*Records for the exercise*.
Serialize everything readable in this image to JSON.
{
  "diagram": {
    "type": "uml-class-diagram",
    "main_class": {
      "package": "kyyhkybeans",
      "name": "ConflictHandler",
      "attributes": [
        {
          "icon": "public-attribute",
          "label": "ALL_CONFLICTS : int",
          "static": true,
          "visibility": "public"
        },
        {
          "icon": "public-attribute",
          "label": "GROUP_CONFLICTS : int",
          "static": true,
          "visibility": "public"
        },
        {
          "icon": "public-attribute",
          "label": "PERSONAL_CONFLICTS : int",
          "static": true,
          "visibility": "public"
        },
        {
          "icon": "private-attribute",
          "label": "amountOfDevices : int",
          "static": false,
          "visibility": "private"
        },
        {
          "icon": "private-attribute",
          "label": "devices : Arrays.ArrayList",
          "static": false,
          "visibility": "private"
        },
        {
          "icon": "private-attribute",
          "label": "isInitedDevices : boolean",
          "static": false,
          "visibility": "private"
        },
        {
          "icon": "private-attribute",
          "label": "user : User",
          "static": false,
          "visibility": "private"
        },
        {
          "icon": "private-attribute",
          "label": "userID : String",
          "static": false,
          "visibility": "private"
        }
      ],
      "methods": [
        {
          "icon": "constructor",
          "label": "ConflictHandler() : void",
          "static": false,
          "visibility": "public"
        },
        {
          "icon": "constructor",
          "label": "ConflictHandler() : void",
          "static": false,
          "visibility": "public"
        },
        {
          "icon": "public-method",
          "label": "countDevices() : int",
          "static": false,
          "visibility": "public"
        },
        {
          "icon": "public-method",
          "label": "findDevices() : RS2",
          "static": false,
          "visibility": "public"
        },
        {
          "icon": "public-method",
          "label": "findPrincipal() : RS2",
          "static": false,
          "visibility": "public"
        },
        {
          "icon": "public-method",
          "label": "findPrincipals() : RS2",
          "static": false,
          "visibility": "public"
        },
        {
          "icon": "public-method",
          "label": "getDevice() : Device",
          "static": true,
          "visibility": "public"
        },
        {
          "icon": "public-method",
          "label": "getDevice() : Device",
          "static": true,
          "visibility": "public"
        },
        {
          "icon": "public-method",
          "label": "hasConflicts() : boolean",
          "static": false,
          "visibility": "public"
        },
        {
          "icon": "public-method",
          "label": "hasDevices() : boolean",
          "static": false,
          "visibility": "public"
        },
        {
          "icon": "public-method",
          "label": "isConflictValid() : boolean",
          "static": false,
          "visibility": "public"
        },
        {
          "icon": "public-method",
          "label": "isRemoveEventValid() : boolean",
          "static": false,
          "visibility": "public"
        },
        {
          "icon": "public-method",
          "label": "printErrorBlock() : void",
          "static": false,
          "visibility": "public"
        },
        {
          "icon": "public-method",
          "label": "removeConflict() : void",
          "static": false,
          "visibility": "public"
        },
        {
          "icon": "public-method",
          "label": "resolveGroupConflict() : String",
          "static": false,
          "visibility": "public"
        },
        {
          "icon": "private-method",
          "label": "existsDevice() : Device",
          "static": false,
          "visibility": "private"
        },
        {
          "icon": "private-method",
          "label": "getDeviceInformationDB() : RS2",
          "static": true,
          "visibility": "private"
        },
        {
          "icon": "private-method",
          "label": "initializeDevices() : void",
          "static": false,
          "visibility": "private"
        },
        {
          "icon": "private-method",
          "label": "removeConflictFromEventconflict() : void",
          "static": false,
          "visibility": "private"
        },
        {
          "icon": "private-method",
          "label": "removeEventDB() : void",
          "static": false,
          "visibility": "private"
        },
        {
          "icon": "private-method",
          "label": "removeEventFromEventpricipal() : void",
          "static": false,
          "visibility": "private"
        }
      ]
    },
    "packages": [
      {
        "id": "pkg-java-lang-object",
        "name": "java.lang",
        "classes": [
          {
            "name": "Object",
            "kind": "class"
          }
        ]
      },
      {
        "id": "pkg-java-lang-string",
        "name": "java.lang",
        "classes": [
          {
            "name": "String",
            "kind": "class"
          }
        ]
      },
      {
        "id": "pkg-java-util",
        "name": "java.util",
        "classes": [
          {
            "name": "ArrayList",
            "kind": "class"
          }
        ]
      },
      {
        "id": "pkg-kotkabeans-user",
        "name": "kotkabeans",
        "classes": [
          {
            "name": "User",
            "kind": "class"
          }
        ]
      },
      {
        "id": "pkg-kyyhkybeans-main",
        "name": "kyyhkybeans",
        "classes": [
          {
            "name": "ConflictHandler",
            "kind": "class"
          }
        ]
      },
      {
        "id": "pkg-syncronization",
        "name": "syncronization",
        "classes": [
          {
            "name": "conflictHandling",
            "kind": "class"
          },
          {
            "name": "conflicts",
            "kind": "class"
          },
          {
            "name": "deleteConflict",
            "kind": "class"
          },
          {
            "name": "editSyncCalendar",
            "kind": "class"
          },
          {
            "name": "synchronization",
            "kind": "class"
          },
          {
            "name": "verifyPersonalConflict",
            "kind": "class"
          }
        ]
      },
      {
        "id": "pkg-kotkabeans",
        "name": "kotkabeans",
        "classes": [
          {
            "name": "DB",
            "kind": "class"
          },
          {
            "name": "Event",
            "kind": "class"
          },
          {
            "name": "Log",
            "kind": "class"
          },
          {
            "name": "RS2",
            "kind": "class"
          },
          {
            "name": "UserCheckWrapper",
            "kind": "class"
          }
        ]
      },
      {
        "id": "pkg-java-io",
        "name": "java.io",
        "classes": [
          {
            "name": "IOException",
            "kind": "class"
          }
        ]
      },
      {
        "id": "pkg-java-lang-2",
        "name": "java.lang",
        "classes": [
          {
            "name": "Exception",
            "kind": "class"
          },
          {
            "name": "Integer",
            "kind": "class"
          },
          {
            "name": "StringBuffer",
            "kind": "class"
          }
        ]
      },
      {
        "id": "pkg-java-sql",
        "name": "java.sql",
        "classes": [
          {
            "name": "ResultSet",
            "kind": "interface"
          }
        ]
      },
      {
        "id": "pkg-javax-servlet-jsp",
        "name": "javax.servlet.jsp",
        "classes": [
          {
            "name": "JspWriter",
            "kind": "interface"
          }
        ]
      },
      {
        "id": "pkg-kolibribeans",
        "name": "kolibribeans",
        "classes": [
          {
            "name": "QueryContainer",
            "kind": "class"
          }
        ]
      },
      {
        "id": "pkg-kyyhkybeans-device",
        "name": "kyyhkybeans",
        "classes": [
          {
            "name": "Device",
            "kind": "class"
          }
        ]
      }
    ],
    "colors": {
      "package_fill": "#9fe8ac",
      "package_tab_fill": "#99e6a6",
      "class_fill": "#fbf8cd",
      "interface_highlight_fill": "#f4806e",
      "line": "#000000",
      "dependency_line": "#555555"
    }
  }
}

*Given request*. Copy out each line exactly as written.

*Problem solution*.
Serialize everything readable in this image to JSON.
{
  "diagram": {
    "type": "uml-class-diagram",
    "main_class": {
      "package": "kyyhkybeans",
      "name": "ConflictHandler",
      "attributes": [
        {
          "icon": "public-attribute",
          "label": "ALL_CONFLICTS : int",
          "static": true,
          "visibility": "public"
        },
        {
          "icon": "public-attribute",
          "label": "GROUP_CONFLICTS : int",
          "static": true,
          "visibility": "public"
        },
        {
          "icon": "public-attribute",
          "label": "PERSONAL_CONFLICTS : int",
          "static": true,
          "visibility": "public"
        },
        {
          "icon": "private-attribute",
          "label": "amountOfDevices : int",
          "static": false,
          "visibility": "private"
        },
        {
          "icon": "private-attribute",
          "label": "devices : Arrays.ArrayList",
          "static": false,
          "visibility": "private"
        },
        {
          "icon": "private-attribute",
          "label": "isInitedDevices : boolean",
          "static": false,
          "visibility": "private"
        },
        {
          "icon": "private-attribute",
          "label": "user : User",
          "static": false,
          "visibility": "private"
        },
        {
          "icon": "private-attribute",
          "label": "userID : String",
          "static": false,
          "visibility": "private"
        }
      ],
      "methods": [
        {
          "icon": "constructor",
          "label": "ConflictHandler() : void",
          "static": false,
          "visibility": "public"
        },
        {
          "icon": "constructor",
          "label": "ConflictHandler() : void",
          "static": false,
          "visibility": "public"
        },
        {
          "icon": "public-method",
          "label": "countDevices() : int",
          "static": false,
          "visibility": "public"
        },
        {
          "icon": "public-method",
          "label": "findDevices() : RS2",
          "static": false,
          "visibility": "public"
        },
        {
          "icon": "public-method",
          "label": "findPrincipal() : RS2",
          "static": false,
          "visibility": "public"
        },
        {
          "icon": "public-method",
          "label": "findPrincipals() : RS2",
          "static": false,
          "visibility": "public"
        },
        {
          "icon": "public-method",
          "label": "getDevice() : Device",
          "static": true,
          "visibility": "public"
        },
        {
          "icon": "public-method",
          "label": "getDevice() : Device",
          "static": true,
          "visibility": "public"
        },
        {
          "icon": "public-method",
          "label": "hasConflicts() : boolean",
          "static": false,
          "visibility": "public"
        },
        {
          "icon": "public-method",
          "label": "hasDevices() : boolean",
          "static": false,
          "visibility": "public"
        },
        {
          "icon": "public-method",
          "label": "isConflictValid() : boolean",
          "static": false,
          "visibility": "public"
        },
        {
          "icon": "public-method",
          "label": "isRemoveEventValid() : boolean",
          "static": false,
          "visibility": "public"
        },
        {
          "icon": "public-method",
          "label": "printErrorBlock() : void",
          "static": false,
          "visibility": "public"
        },
        {
          "icon": "public-method",
          "label": "removeConflict() : void",
          "static": false,
          "visibility": "public"
        },
        {
          "icon": "public-method",
          "label": "resolveGroupConflict() : String",
          "static": false,
          "visibility": "public"
        },
        {
          "icon": "private-method",
          "label": "existsDevice() : Device",
          "static": false,
          "visibility": "private"
        },
        {
          "icon": "private-method",
          "label": "getDeviceInformationDB() : RS2",
          "static": true,
          "visibility": "private"
        },
        {
          "icon": "private-method",
          "label": "initializeDevices() : void",
          "static": false,
          "visibility": "private"
        },
        {
          "icon": "private-method",
          "label": "removeConflictFromEventconflict() : void",
          "static": false,
          "visibility": "private"
        },
        {
          "icon": "private-method",
          "label": "removeEventDB() : void",
          "static": false,
          "visibility": "private"
        },
        {
          "icon": "private-method",
          "label": "removeEventFromEventpricipal() : void",
          "static": false,
          "visibility": "private"
        }
      ]
    },
    "packages": [
      {
        "id": "pkg-java-lang-object",
        "name": "java.lang",
        "classes": [
          {
            "name": "Object",
            "kind": "class"
          }
        ]
      },
      {
        "id": "pkg-java-lang-string",
        "name": "java.lang",
        "classes": [
          {
            "name": "String",
            "kind": "class"
          }
        ]
      },
      {
        "id": "pkg-java-util",
        "name": "java.util",
        "classes": [
          {
            "name": "ArrayList",
            "kind": "class"
          }
        ]
      },
      {
        "id": "pkg-kotkabeans-user",
        "name": "kotkabeans",
        "classes": [
          {
            "name": "User",
            "kind": "class"
          }
        ]
      },
      {
        "id": "pkg-kyyhkybeans-main",
        "name": "kyyhkybeans",
        "classes": [
          {
            "name": "ConflictHandler",
            "kind": "class"
          }
        ]
      },
      {
        "id": "pkg-syncronization",
        "name": "syncronization",
        "classes": [
          {
            "name": "conflictHandling",
            "kind": "class"
          },
          {
            "name": "conflicts",
            "kind": "class"
          },
          {
            "name": "deleteConflict",
            "kind": "class"
          },
          {
            "name": "editSyncCalendar",
            "kind": "class"
          },
          {
            "name": "synchronization",
            "kind": "class"
          },
          {
            "name": "verifyPersonalConflict",
            "kind": "class"
          }
        ]
      },
      {
        "id": "pkg-kotkabeans",
        "name": "kotkabeans",
        "classes": [
          {
            "name": "DB",
            "kind": "class"
          },
          {
            "name": "Event",
            "kind": "class"
          },
          {
            "name": "Log",
            "kind": "class"
          },
          {
            "name": "RS2",
            "kind": "class"
          },
          {
            "name": "UserCheckWrapper",
            "kind": "class"
          }
        ]
      },
      {
        "id": "pkg-java-io",
        "name": "java.io",
        "classes": [
          {
            "name": "IOException",
            "kind": "class"
          }
        ]
      },
      {
        "id": "pkg-java-lang-2",
        "name": "java.lang",
        "classes": [
          {
            "name": "Exception",
            "kind": "class"
          },
          {
            "name": "Integer",
            "kind": "class"
          },
          {
            "name": "StringBuffer",
            "kind": "class"
          }
        ]
      },
      {
        "id": "pkg-java-sql",
        "name": "java.sql",
        "classes": [
          {
            "name": "ResultSet",
            "kind": "interface"
          }
        ]
      },
      {
        "id": "pkg-javax-servlet-jsp",
        "name": "javax.servlet.jsp",
        "classes": [
          {
            "name": "JspWriter",
            "kind": "interface"
          }
        ]
      },
      {
        "id": "pkg-kolibribeans",
        "name": "kolibribeans",
        "classes": [
          {
            "name": "QueryContainer",
            "kind": "class"
          }
        ]
      },
      {
        "id": "pkg-kyyhkybeans-device",
        "name": "kyyhkybeans",
        "classes": [
          {
            "name": "Device",
            "kind": "class"
          }
        ]
      }
    ],
    "colors": {
      "package_fill": "#9fe8ac",
      "package_tab_fill": "#99e6a6",
      "class_fill": "#fbf8cd",
      "interface_highlight_fill": "#f4806e",
      "line": "#000000",
      "dependency_line": "#555555"
    }
  }
}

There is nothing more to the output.